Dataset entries
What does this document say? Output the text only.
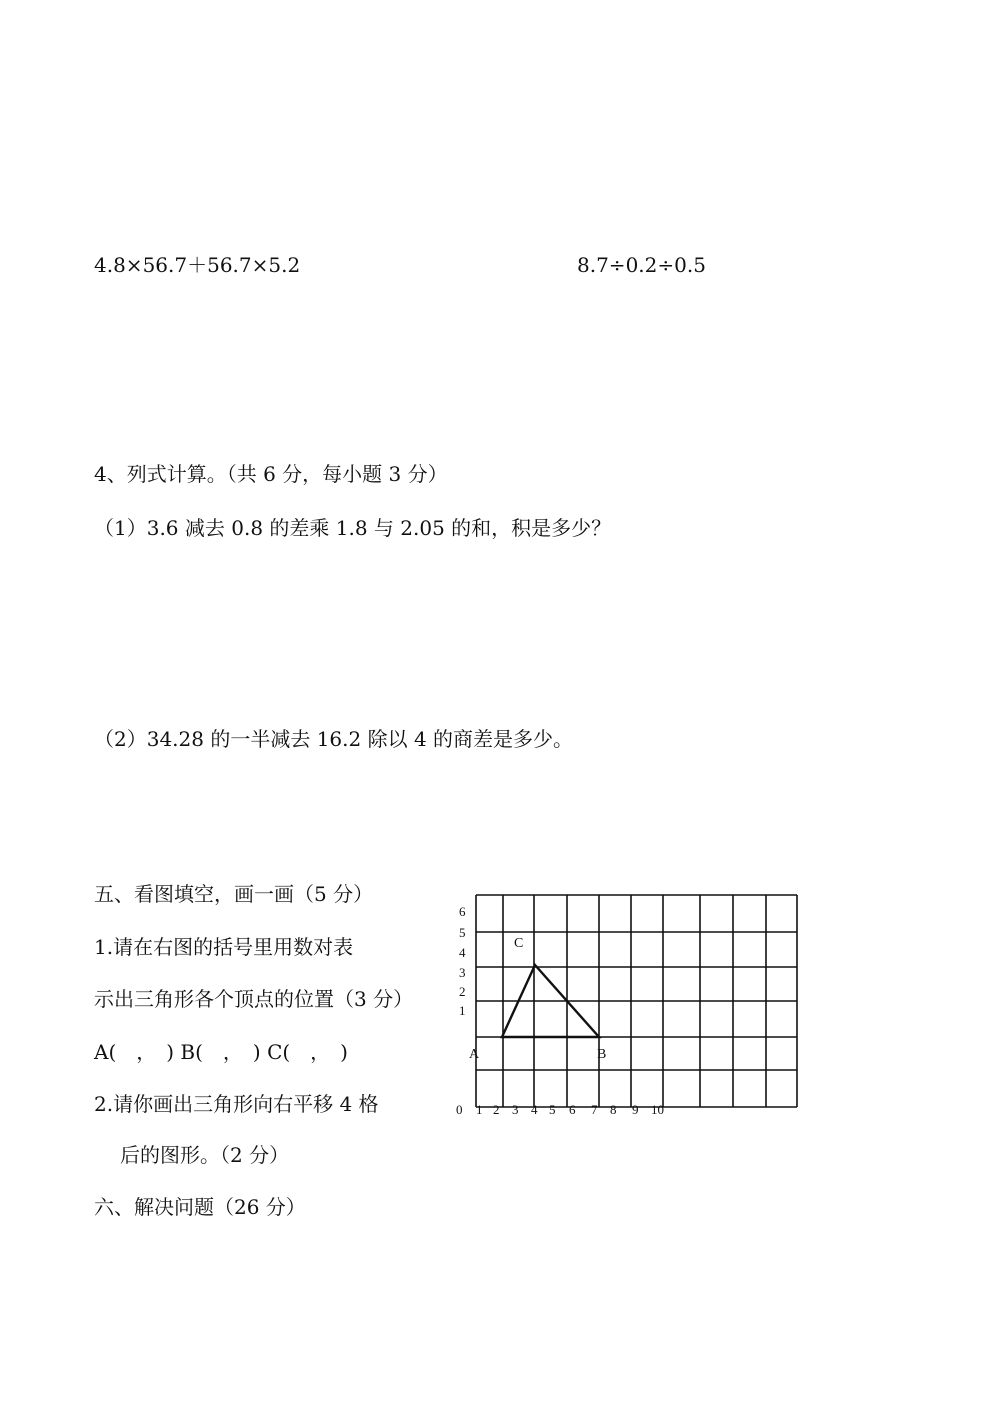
4.8×56.7＋56.7×5.2	8.7÷0.2÷0.5
4、列式计算。（共 6 分，每小题 3 分）
（1）3.6 减去 0.8 的差乘 1.8 与 2.05 的和，积是多少？
（2）34.28 的一半减去 16.2 除以 4 的商差是多少。
五、看图填空，画一画（5 分）
1.请在右图的括号里用数对表
示出三角形各个顶点的位置（3 分）
A(　，　) B(　，　) C(　，　)
2.请你画出三角形向右平移 4 格
后的图形。（2 分）
六、解决问题（26 分）
C
A	B
1
2
3
4
5
6
0 1 2 3 4 5 6 7 8 9 10
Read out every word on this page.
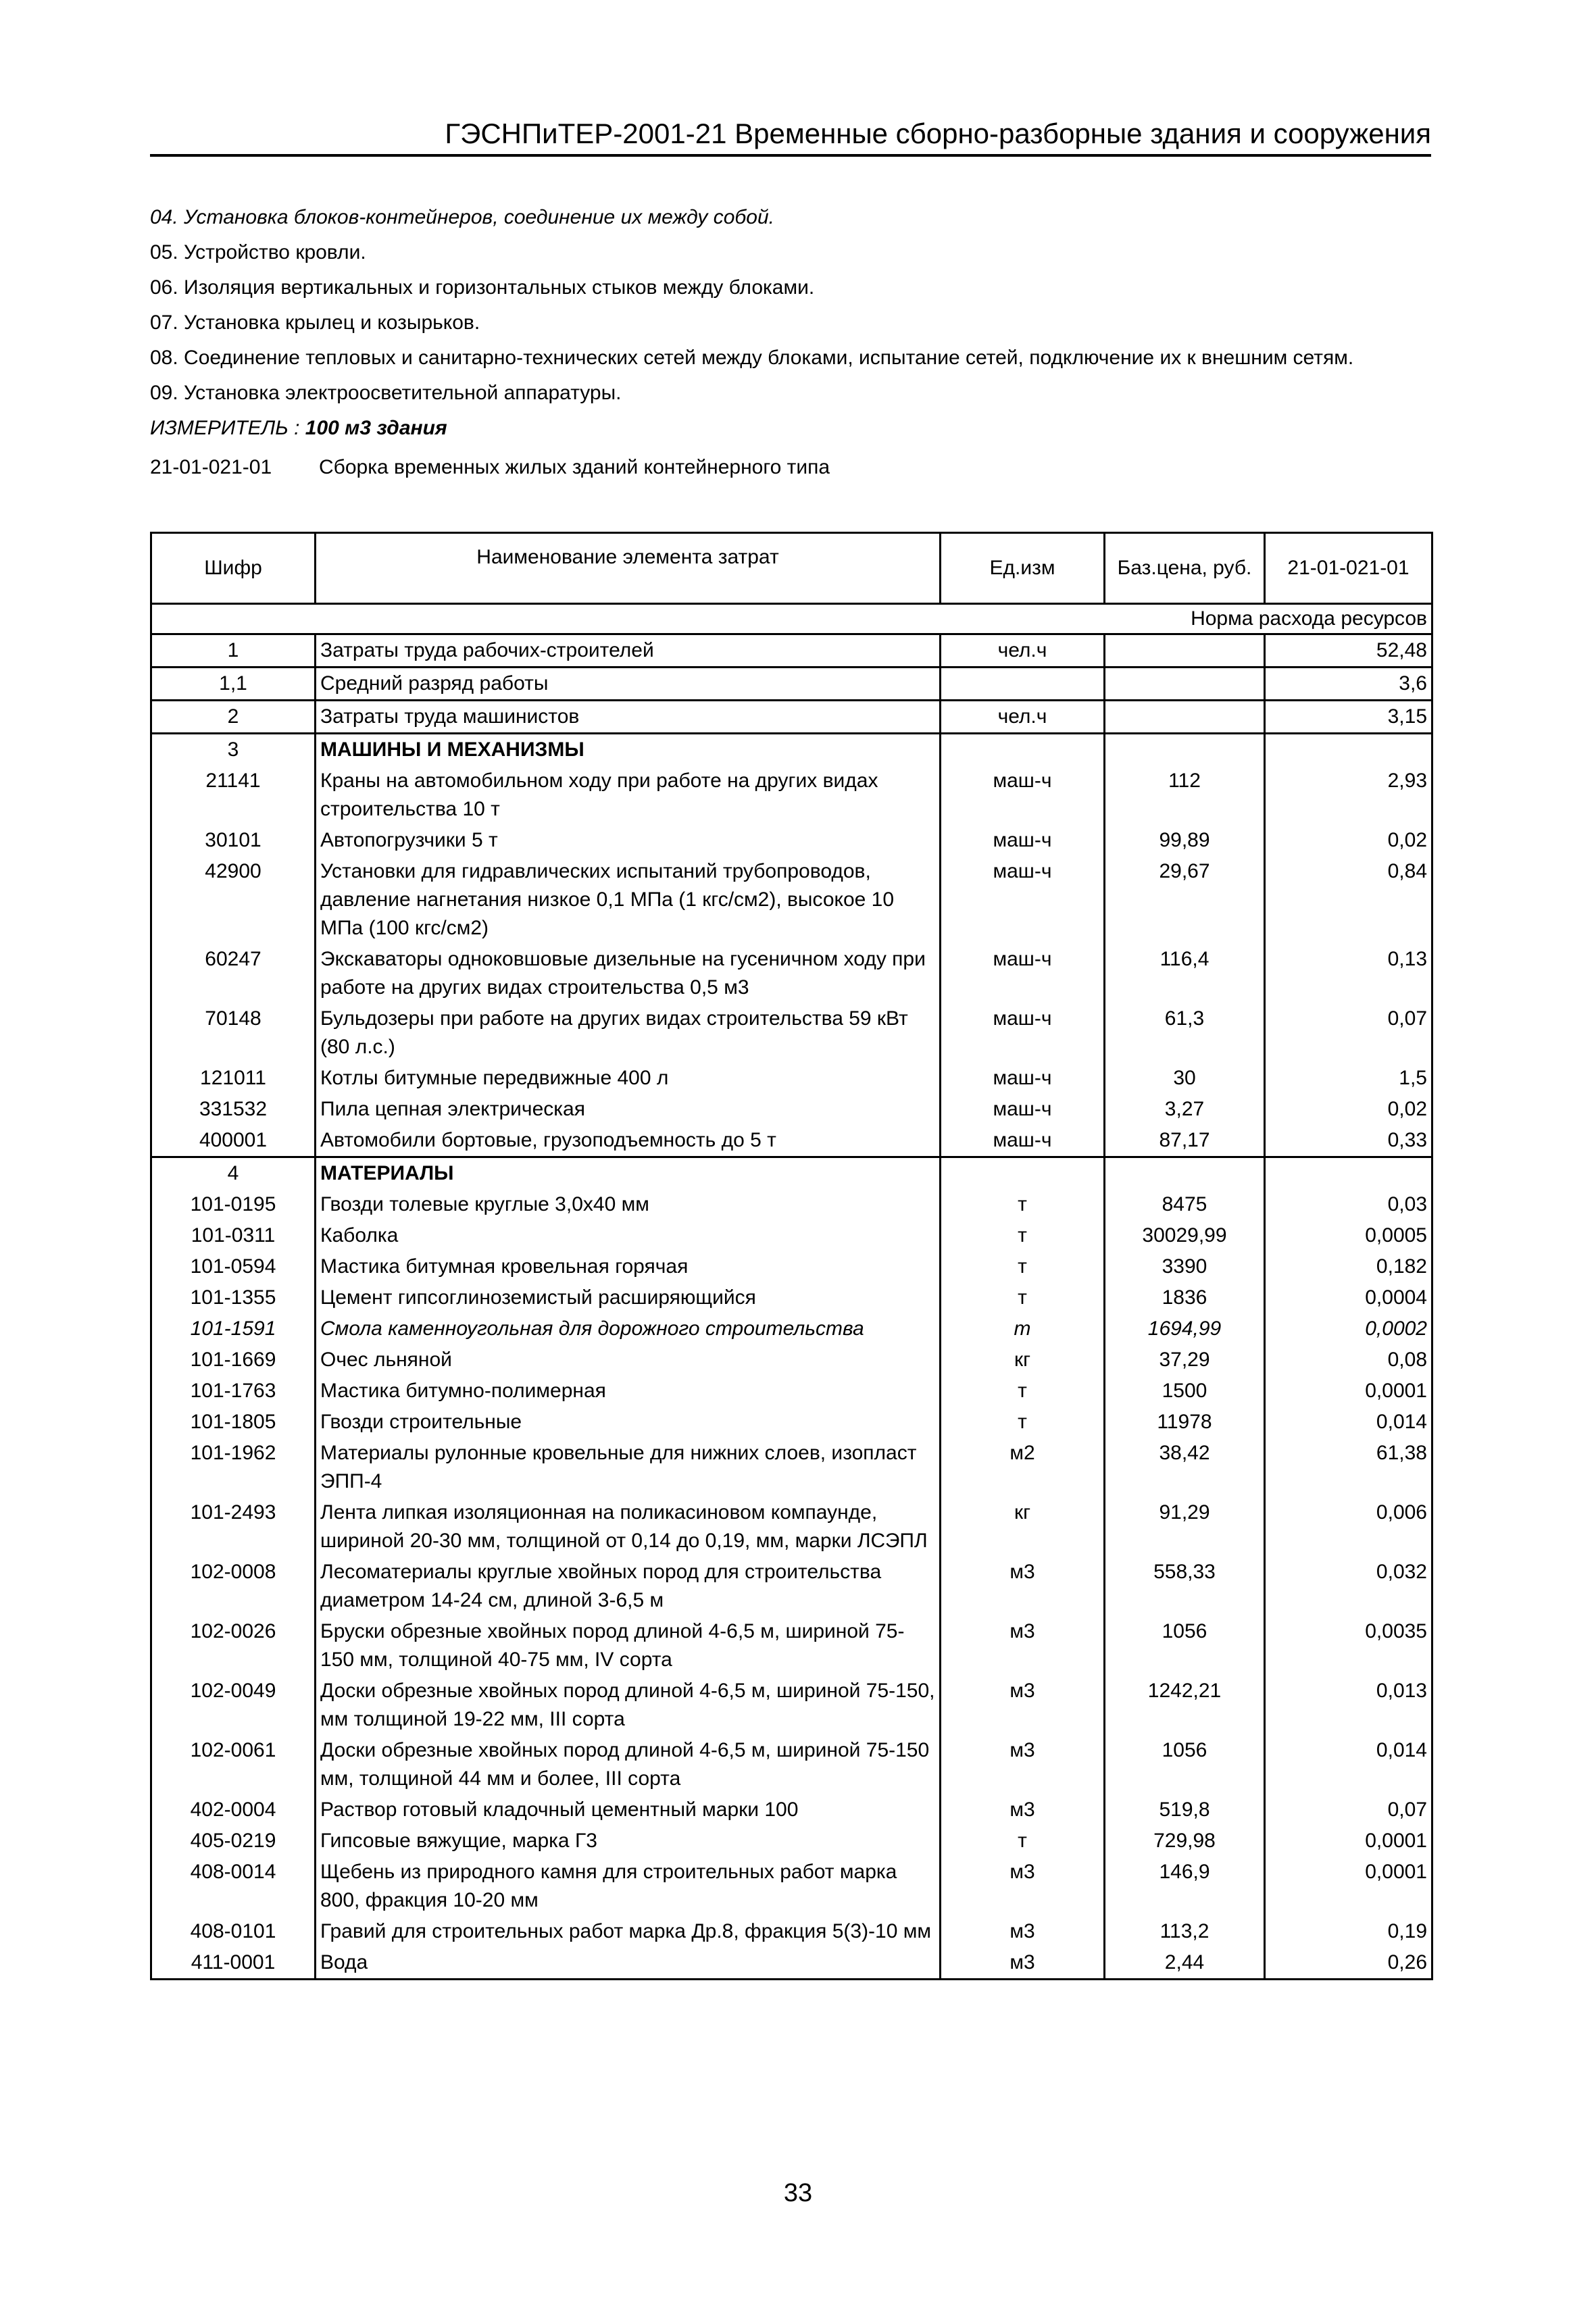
ГЭСНПиТЕР-2001-21 Временные сборно-разборные здания и сооружения

04. Установка блоков-контейнеров, соединение их между собой.

05. Устройство кровли.

06. Изоляция вертикальных и горизонтальных стыков между блоками.

07. Установка крылец и козырьков.

08. Соединение тепловых и санитарно-технических сетей между блоками, испытание сетей, подключение их к внешним сетям.

09. Установка электроосветительной аппаратуры.

ИЗМЕРИТЕЛЬ : 100 м3 здания

21-01-021-01 Сборка временных жилых зданий контейнерного типа

Шифр	Наименование элемента затрат	Ед.изм	Баз.цена, руб.	21-01-021-01
			Норма расхода ресурсов	
1	Затраты труда рабочих-строителей	чел.ч		52,48
1,1	Средний разряд работы			3,6
2	Затраты труда машинистов	чел.ч		3,15
3	МАШИНЫ И МЕХАНИЗМЫ			
21141	Краны на автомобильном ходу при работе на других видах строительства 10 т	маш-ч	112	2,93
30101	Автопогрузчики 5 т	маш-ч	99,89	0,02
42900	Установки для гидравлических испытаний трубопроводов, давление нагнетания низкое 0,1 МПа (1 кгс/см2), высокое 10 МПа (100 кгс/см2)	маш-ч	29,67	0,84
60247	Экскаваторы одноковшовые дизельные на гусеничном ходу при работе на других видах строительства 0,5 м3	маш-ч	116,4	0,13
70148	Бульдозеры при работе на других видах строительства 59 кВт (80 л.с.)	маш-ч	61,3	0,07
121011	Котлы битумные передвижные 400 л	маш-ч	30	1,5
331532	Пила цепная электрическая	маш-ч	3,27	0,02
400001	Автомобили бортовые, грузоподъемность до 5 т	маш-ч	87,17	0,33
4	МАТЕРИАЛЫ			
101-0195	Гвозди толевые круглые 3,0х40 мм	т	8475	0,03
101-0311	Каболка	т	30029,99	0,0005
101-0594	Мастика битумная кровельная горячая	т	3390	0,182
101-1355	Цемент гипсоглиноземистый расширяющийся	т	1836	0,0004
101-1591	Смола каменноугольная для дорожного строительства	т	1694,99	0,0002
101-1669	Очес льняной	кг	37,29	0,08
101-1763	Мастика битумно-полимерная	т	1500	0,0001
101-1805	Гвозди строительные	т	11978	0,014
101-1962	Материалы рулонные кровельные для нижних слоев, изопласт ЭПП-4	м2	38,42	61,38
101-2493	Лента липкая изоляционная на поликасиновом компаунде, шириной 20-30 мм, толщиной от 0,14 до 0,19, мм, марки ЛСЭПЛ	кг	91,29	0,006
102-0008	Лесоматериалы круглые хвойных пород для строительства диаметром 14-24 см, длиной 3-6,5 м	м3	558,33	0,032
102-0026	Бруски обрезные хвойных пород длиной 4-6,5 м, шириной 75-150 мм, толщиной 40-75 мм, IV сорта	м3	1056	0,0035
102-0049	Доски обрезные хвойных пород длиной 4-6,5 м, шириной 75-150, мм толщиной 19-22 мм, III сорта	м3	1242,21	0,013
102-0061	Доски обрезные хвойных пород длиной 4-6,5 м, шириной 75-150 мм, толщиной 44 мм и более, III сорта	м3	1056	0,014
402-0004	Раствор готовый кладочный цементный марки 100	м3	519,8	0,07
405-0219	Гипсовые вяжущие, марка Г3	т	729,98	0,0001
408-0014	Щебень из природного камня для строительных работ марка 800, фракция 10-20 мм	м3	146,9	0,0001
408-0101	Гравий для строительных работ марка Др.8, фракция 5(3)-10 мм	м3	113,2	0,19
411-0001	Вода	м3	2,44	0,26
33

#### [Exercise requirements]
Identify lines with the string "сорта". Copy each one.

#### [Complete answer]
102-0026	Бруски обрезные хвойных пород длиной 4-6,5 м, шириной 75-150 мм, толщиной 40-75 мм, IV сорта	м3	1056	0,0035
102-0049	Доски обрезные хвойных пород длиной 4-6,5 м, шириной 75-150, мм толщиной 19-22 мм, III сорта	м3	1242,21	0,013
102-0061	Доски обрезные хвойных пород длиной 4-6,5 м, шириной 75-150 мм, толщиной 44 мм и более, III сорта	м3	1056	0,014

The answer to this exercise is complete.